-- start Excerpted data --

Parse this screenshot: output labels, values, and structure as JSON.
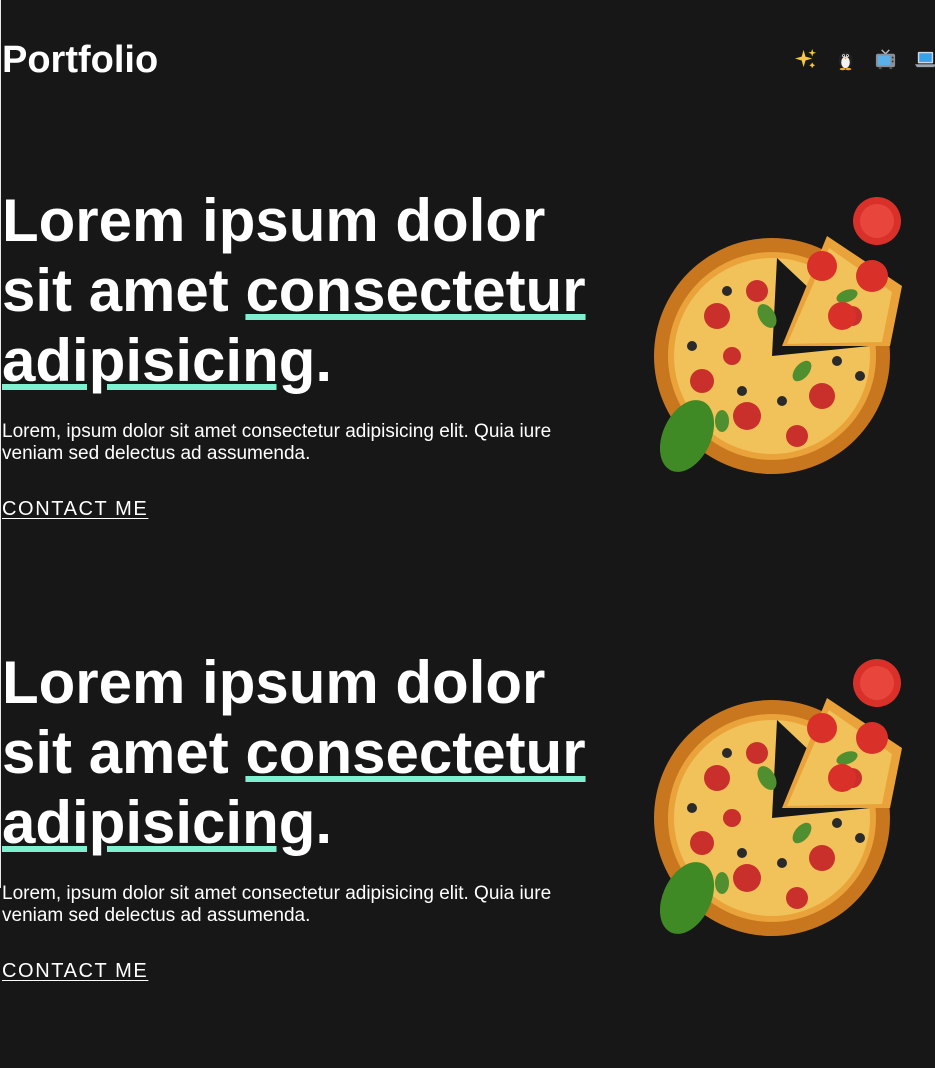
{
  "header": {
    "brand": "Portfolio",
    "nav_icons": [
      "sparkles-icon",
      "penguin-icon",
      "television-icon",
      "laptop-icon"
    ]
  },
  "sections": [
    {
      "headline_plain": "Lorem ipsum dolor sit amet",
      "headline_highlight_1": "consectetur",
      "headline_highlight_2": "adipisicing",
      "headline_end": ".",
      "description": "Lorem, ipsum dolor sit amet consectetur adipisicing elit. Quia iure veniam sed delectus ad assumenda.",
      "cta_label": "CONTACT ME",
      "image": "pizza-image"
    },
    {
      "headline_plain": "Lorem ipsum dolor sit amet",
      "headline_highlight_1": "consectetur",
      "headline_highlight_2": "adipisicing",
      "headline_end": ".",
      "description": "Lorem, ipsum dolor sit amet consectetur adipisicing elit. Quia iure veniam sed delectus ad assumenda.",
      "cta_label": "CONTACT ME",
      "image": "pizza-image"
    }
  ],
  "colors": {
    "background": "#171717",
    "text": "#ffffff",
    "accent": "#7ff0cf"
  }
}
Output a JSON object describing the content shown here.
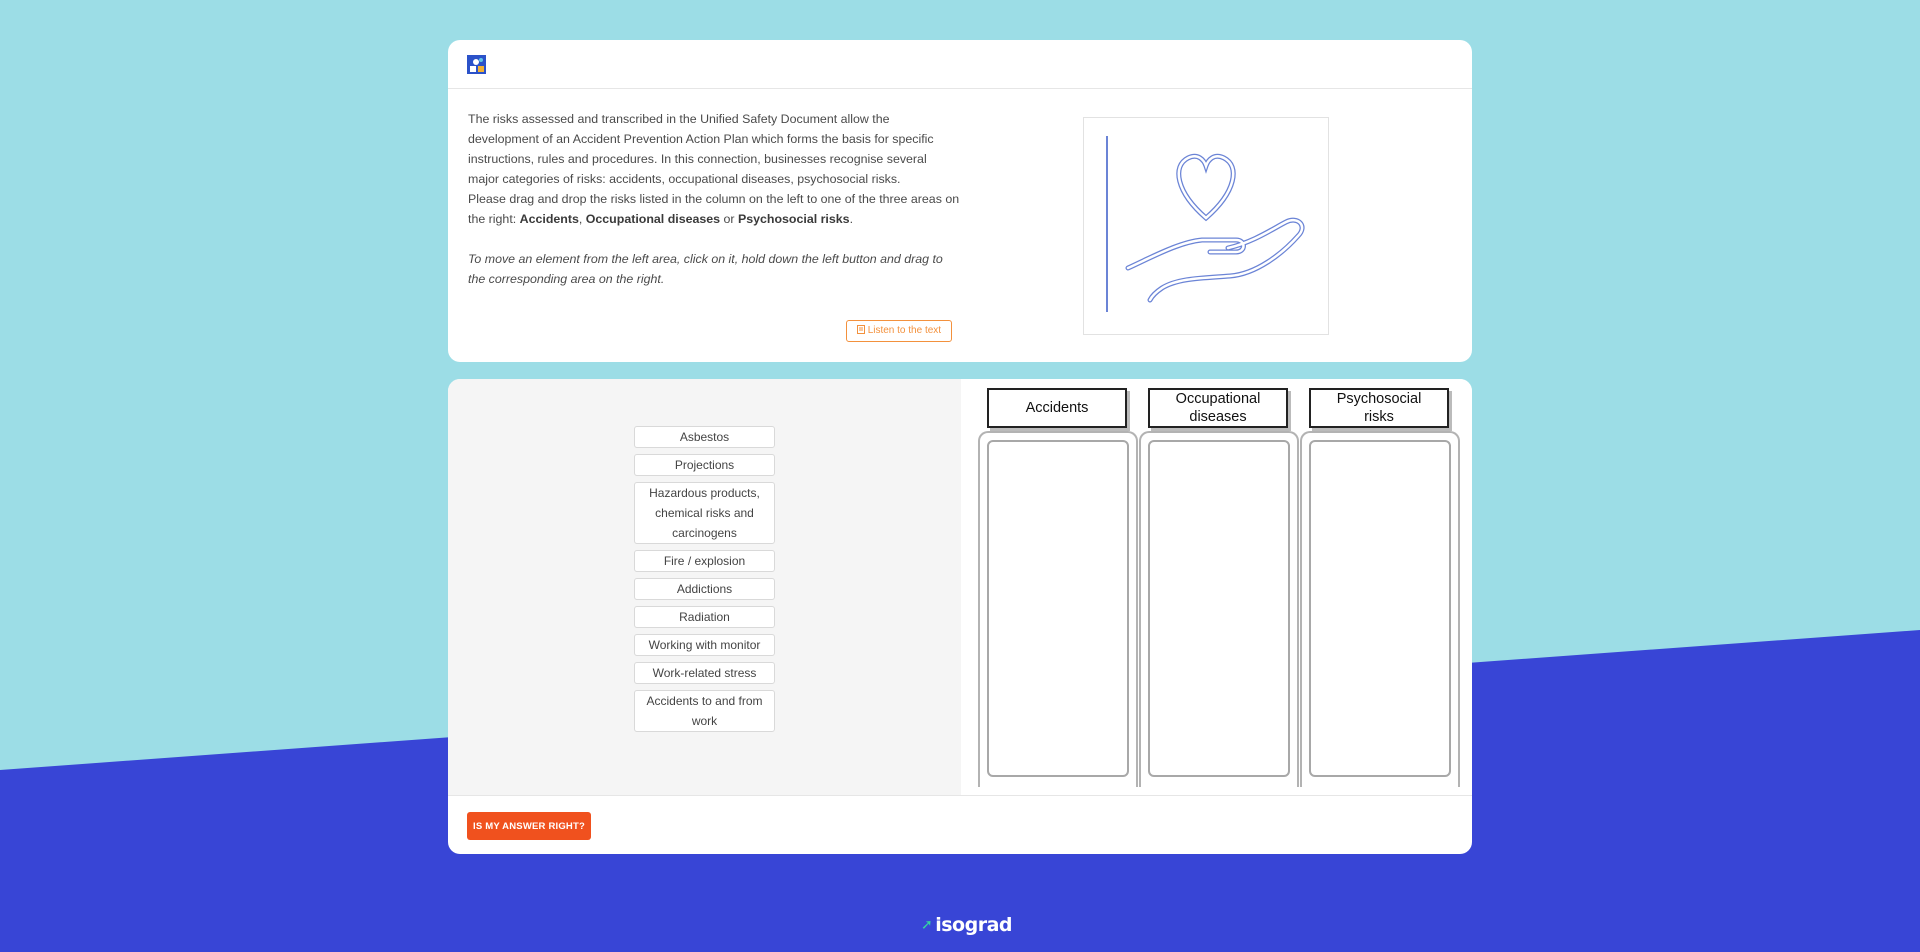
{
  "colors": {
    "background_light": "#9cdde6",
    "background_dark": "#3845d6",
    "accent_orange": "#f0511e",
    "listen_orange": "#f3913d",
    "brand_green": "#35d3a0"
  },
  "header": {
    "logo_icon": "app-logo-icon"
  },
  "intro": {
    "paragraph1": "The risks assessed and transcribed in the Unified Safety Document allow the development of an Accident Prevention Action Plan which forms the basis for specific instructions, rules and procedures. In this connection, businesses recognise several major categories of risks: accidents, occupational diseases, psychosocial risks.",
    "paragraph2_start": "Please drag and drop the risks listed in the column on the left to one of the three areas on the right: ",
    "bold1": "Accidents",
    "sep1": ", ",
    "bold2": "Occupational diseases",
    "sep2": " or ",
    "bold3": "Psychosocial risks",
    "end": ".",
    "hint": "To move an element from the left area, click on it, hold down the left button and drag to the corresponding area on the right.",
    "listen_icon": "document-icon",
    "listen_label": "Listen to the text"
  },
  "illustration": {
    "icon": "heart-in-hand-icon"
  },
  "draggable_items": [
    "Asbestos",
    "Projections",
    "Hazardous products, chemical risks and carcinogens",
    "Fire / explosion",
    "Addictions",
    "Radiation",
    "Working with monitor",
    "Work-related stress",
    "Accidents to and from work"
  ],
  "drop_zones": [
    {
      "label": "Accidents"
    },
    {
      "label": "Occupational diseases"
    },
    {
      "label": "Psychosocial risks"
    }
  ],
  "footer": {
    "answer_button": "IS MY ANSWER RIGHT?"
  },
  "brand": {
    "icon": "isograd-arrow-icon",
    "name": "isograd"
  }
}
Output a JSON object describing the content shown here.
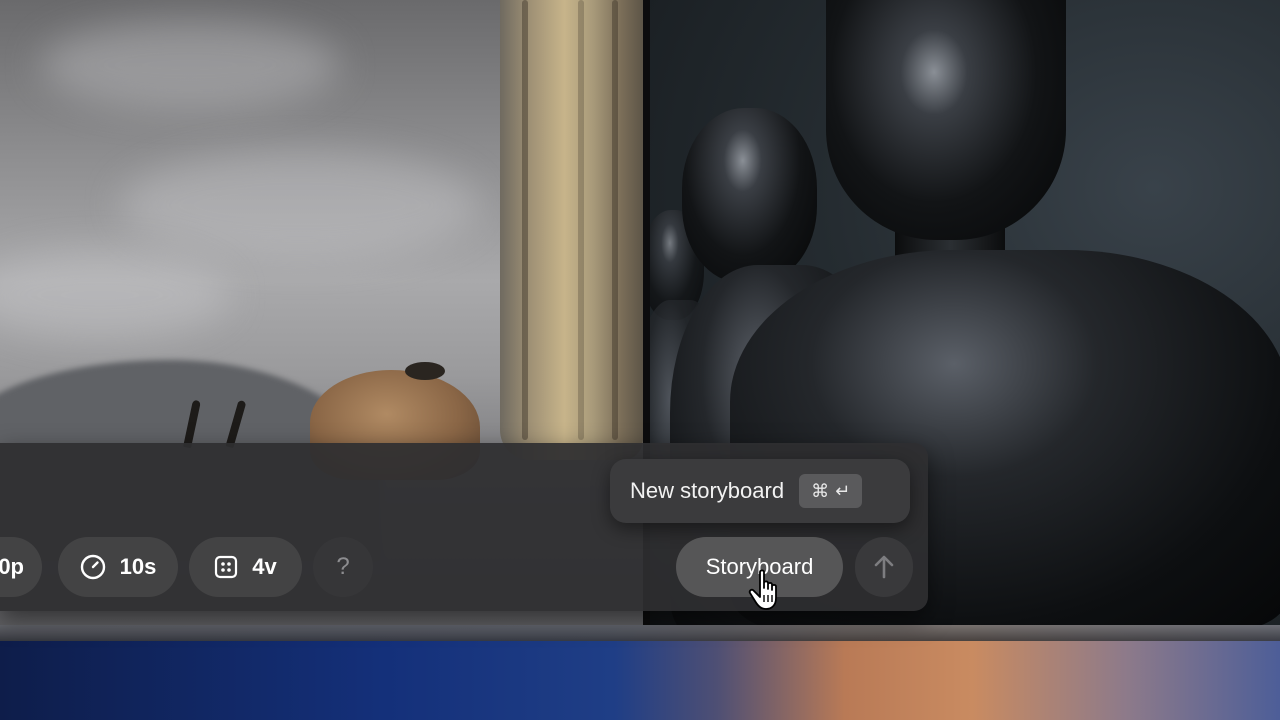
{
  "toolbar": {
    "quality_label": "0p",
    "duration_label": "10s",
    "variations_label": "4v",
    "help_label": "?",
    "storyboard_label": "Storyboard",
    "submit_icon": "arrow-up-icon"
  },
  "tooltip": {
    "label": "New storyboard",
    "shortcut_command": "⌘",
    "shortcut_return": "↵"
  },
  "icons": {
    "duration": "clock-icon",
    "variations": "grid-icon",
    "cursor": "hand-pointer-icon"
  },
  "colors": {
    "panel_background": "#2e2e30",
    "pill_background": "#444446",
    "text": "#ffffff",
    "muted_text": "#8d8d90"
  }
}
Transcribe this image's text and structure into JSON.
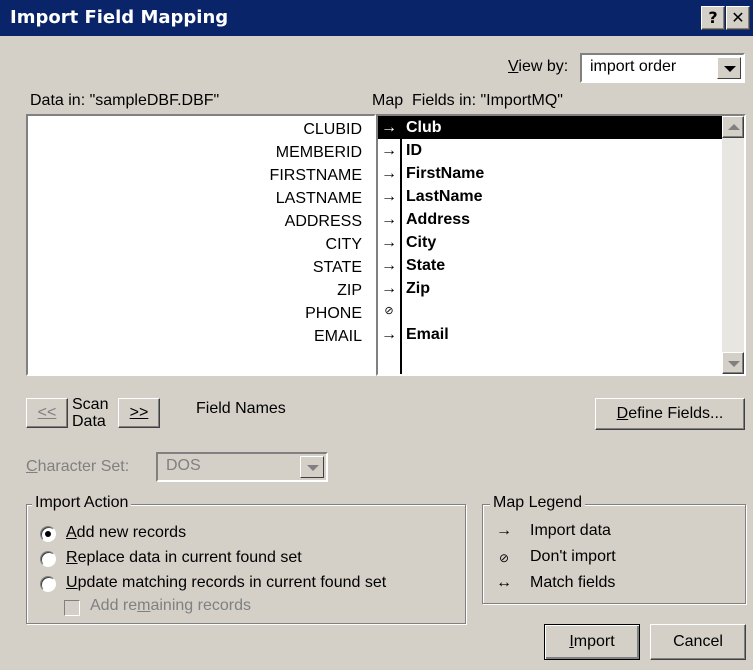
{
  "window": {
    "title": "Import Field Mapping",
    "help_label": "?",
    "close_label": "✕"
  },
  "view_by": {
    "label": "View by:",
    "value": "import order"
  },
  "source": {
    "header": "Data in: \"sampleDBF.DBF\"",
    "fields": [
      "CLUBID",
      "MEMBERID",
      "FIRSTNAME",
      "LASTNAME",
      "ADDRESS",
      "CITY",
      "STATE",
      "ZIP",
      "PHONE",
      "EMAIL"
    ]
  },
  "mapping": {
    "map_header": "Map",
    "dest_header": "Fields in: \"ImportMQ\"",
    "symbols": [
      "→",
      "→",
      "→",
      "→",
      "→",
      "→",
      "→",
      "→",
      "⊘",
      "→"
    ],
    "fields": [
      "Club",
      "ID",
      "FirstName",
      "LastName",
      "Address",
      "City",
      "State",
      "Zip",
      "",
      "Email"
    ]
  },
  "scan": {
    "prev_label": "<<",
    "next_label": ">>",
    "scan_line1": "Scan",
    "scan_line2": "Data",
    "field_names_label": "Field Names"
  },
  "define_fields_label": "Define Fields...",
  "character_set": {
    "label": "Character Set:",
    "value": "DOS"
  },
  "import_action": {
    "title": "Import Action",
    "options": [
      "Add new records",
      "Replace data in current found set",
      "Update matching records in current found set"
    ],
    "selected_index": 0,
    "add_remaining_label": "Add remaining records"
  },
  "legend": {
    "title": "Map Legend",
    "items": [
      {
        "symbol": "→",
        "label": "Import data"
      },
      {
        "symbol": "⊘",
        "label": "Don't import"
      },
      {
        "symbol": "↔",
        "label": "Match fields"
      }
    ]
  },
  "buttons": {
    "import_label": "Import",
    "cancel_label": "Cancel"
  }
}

-- end Excerpted data --

▶ [Instructions to follow]:
Set the entries down again exactly. Do not include the images.

▶ [Task output]:
Parse this screenshot: output labels, values, and structure as JSON.
{
  "header": {
    "brand": "Portfolio",
    "nav_icons": [
      "sparkles-icon",
      "penguin-icon",
      "television-icon",
      "laptop-icon"
    ]
  },
  "sections": [
    {
      "headline_plain": "Lorem ipsum dolor sit amet",
      "headline_highlight_1": "consectetur",
      "headline_highlight_2": "adipisicing",
      "headline_end": ".",
      "description": "Lorem, ipsum dolor sit amet consectetur adipisicing elit. Quia iure veniam sed delectus ad assumenda.",
      "cta_label": "CONTACT ME",
      "image": "pizza-image"
    },
    {
      "headline_plain": "Lorem ipsum dolor sit amet",
      "headline_highlight_1": "consectetur",
      "headline_highlight_2": "adipisicing",
      "headline_end": ".",
      "description": "Lorem, ipsum dolor sit amet consectetur adipisicing elit. Quia iure veniam sed delectus ad assumenda.",
      "cta_label": "CONTACT ME",
      "image": "pizza-image"
    }
  ],
  "colors": {
    "background": "#171717",
    "text": "#ffffff",
    "accent": "#7ff0cf"
  }
}
Output a JSON object describing the content shown here.
{
  "colors": {
    "background_light": "#9cdde6",
    "background_dark": "#3845d6",
    "accent_orange": "#f0511e",
    "listen_orange": "#f3913d",
    "brand_green": "#35d3a0"
  },
  "header": {
    "logo_icon": "app-logo-icon"
  },
  "intro": {
    "paragraph1": "The risks assessed and transcribed in the Unified Safety Document allow the development of an Accident Prevention Action Plan which forms the basis for specific instructions, rules and procedures. In this connection, businesses recognise several major categories of risks: accidents, occupational diseases, psychosocial risks.",
    "paragraph2_start": "Please drag and drop the risks listed in the column on the left to one of the three areas on the right: ",
    "bold1": "Accidents",
    "sep1": ", ",
    "bold2": "Occupational diseases",
    "sep2": " or ",
    "bold3": "Psychosocial risks",
    "end": ".",
    "hint": "To move an element from the left area, click on it, hold down the left button and drag to the corresponding area on the right.",
    "listen_icon": "document-icon",
    "listen_label": "Listen to the text"
  },
  "illustration": {
    "icon": "heart-in-hand-icon"
  },
  "draggable_items": [
    "Asbestos",
    "Projections",
    "Hazardous products, chemical risks and carcinogens",
    "Fire / explosion",
    "Addictions",
    "Radiation",
    "Working with monitor",
    "Work-related stress",
    "Accidents to and from work"
  ],
  "drop_zones": [
    {
      "label": "Accidents"
    },
    {
      "label": "Occupational diseases"
    },
    {
      "label": "Psychosocial risks"
    }
  ],
  "footer": {
    "answer_button": "IS MY ANSWER RIGHT?"
  },
  "brand": {
    "icon": "isograd-arrow-icon",
    "name": "isograd"
  }
}
Output a JSON object describing the content shown here.
{
  "toolbar": {
    "quality_label": "0p",
    "duration_label": "10s",
    "variations_label": "4v",
    "help_label": "?",
    "storyboard_label": "Storyboard",
    "submit_icon": "arrow-up-icon"
  },
  "tooltip": {
    "label": "New storyboard",
    "shortcut_command": "⌘",
    "shortcut_return": "↵"
  },
  "icons": {
    "duration": "clock-icon",
    "variations": "grid-icon",
    "cursor": "hand-pointer-icon"
  },
  "colors": {
    "panel_background": "#2e2e30",
    "pill_background": "#444446",
    "text": "#ffffff",
    "muted_text": "#8d8d90"
  }
}
Transcribe this image's text and structure into JSON.
{
  "window": {
    "title": "Import Field Mapping",
    "help_label": "?",
    "close_label": "✕"
  },
  "view_by": {
    "label": "View by:",
    "value": "import order"
  },
  "source": {
    "header": "Data in: \"sampleDBF.DBF\"",
    "fields": [
      "CLUBID",
      "MEMBERID",
      "FIRSTNAME",
      "LASTNAME",
      "ADDRESS",
      "CITY",
      "STATE",
      "ZIP",
      "PHONE",
      "EMAIL"
    ]
  },
  "mapping": {
    "map_header": "Map",
    "dest_header": "Fields in: \"ImportMQ\"",
    "symbols": [
      "→",
      "→",
      "→",
      "→",
      "→",
      "→",
      "→",
      "→",
      "⊘",
      "→"
    ],
    "fields": [
      "Club",
      "ID",
      "FirstName",
      "LastName",
      "Address",
      "City",
      "State",
      "Zip",
      "",
      "Email"
    ]
  },
  "scan": {
    "prev_label": "<<",
    "next_label": ">>",
    "scan_line1": "Scan",
    "scan_line2": "Data",
    "field_names_label": "Field Names"
  },
  "define_fields_label": "Define Fields...",
  "character_set": {
    "label": "Character Set:",
    "value": "DOS"
  },
  "import_action": {
    "title": "Import Action",
    "options": [
      "Add new records",
      "Replace data in current found set",
      "Update matching records in current found set"
    ],
    "selected_index": 0,
    "add_remaining_label": "Add remaining records"
  },
  "legend": {
    "title": "Map Legend",
    "items": [
      {
        "symbol": "→",
        "label": "Import data"
      },
      {
        "symbol": "⊘",
        "label": "Don't import"
      },
      {
        "symbol": "↔",
        "label": "Match fields"
      }
    ]
  },
  "buttons": {
    "import_label": "Import",
    "cancel_label": "Cancel"
  }
}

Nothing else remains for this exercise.